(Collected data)
## START

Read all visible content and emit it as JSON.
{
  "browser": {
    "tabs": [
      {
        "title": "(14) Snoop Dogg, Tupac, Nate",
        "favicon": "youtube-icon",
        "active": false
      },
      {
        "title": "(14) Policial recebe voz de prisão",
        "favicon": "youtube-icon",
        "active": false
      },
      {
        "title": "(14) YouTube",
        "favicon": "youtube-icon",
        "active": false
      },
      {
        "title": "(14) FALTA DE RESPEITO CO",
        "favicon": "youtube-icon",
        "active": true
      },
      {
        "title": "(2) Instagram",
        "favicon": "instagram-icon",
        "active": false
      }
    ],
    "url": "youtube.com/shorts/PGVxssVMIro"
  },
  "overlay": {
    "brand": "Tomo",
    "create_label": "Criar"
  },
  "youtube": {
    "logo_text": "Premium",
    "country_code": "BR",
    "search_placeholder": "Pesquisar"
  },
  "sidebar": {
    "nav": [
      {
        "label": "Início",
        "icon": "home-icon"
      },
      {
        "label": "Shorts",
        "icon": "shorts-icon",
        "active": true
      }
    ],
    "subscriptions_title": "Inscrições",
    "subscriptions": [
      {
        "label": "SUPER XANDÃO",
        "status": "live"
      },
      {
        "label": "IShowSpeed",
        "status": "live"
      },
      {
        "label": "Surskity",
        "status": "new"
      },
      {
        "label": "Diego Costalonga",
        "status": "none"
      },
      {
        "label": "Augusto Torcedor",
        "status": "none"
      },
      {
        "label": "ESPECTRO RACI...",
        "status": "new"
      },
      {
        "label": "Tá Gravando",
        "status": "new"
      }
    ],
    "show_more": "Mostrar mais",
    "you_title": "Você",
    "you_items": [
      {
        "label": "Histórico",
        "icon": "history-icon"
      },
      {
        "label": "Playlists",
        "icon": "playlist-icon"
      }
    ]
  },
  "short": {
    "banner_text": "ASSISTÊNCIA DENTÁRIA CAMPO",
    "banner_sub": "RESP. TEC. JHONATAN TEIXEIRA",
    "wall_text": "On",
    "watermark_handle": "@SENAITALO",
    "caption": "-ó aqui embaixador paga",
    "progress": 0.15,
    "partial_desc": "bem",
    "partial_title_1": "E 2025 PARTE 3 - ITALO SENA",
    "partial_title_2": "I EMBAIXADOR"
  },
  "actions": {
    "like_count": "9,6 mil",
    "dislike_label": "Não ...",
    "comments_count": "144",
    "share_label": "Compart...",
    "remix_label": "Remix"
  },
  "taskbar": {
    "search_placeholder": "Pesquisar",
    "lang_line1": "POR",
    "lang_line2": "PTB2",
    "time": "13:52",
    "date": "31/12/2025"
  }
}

## END

Short exercise ::
Print the material once more, exactly.

Response for this exercise ::
Read all visible content and emit it as JSON.
{
  "browser": {
    "tabs": [
      {
        "title": "(14) Snoop Dogg, Tupac, Nate",
        "favicon": "youtube-icon",
        "active": false
      },
      {
        "title": "(14) Policial recebe voz de prisão",
        "favicon": "youtube-icon",
        "active": false
      },
      {
        "title": "(14) YouTube",
        "favicon": "youtube-icon",
        "active": false
      },
      {
        "title": "(14) FALTA DE RESPEITO CO",
        "favicon": "youtube-icon",
        "active": true
      },
      {
        "title": "(2) Instagram",
        "favicon": "instagram-icon",
        "active": false
      }
    ],
    "url": "youtube.com/shorts/PGVxssVMIro"
  },
  "overlay": {
    "brand": "Tomo",
    "create_label": "Criar"
  },
  "youtube": {
    "logo_text": "Premium",
    "country_code": "BR",
    "search_placeholder": "Pesquisar"
  },
  "sidebar": {
    "nav": [
      {
        "label": "Início",
        "icon": "home-icon"
      },
      {
        "label": "Shorts",
        "icon": "shorts-icon",
        "active": true
      }
    ],
    "subscriptions_title": "Inscrições",
    "subscriptions": [
      {
        "label": "SUPER XANDÃO",
        "status": "live"
      },
      {
        "label": "IShowSpeed",
        "status": "live"
      },
      {
        "label": "Surskity",
        "status": "new"
      },
      {
        "label": "Diego Costalonga",
        "status": "none"
      },
      {
        "label": "Augusto Torcedor",
        "status": "none"
      },
      {
        "label": "ESPECTRO RACI...",
        "status": "new"
      },
      {
        "label": "Tá Gravando",
        "status": "new"
      }
    ],
    "show_more": "Mostrar mais",
    "you_title": "Você",
    "you_items": [
      {
        "label": "Histórico",
        "icon": "history-icon"
      },
      {
        "label": "Playlists",
        "icon": "playlist-icon"
      }
    ]
  },
  "short": {
    "banner_text": "ASSISTÊNCIA DENTÁRIA CAMPO",
    "banner_sub": "RESP. TEC. JHONATAN TEIXEIRA",
    "wall_text": "On",
    "watermark_handle": "@SENAITALO",
    "caption": "-ó aqui embaixador paga",
    "progress": 0.15,
    "partial_desc": "bem",
    "partial_title_1": "E 2025 PARTE 3 - ITALO SENA",
    "partial_title_2": "I EMBAIXADOR"
  },
  "actions": {
    "like_count": "9,6 mil",
    "dislike_label": "Não ...",
    "comments_count": "144",
    "share_label": "Compart...",
    "remix_label": "Remix"
  },
  "taskbar": {
    "search_placeholder": "Pesquisar",
    "lang_line1": "POR",
    "lang_line2": "PTB2",
    "time": "13:52",
    "date": "31/12/2025"
  }
}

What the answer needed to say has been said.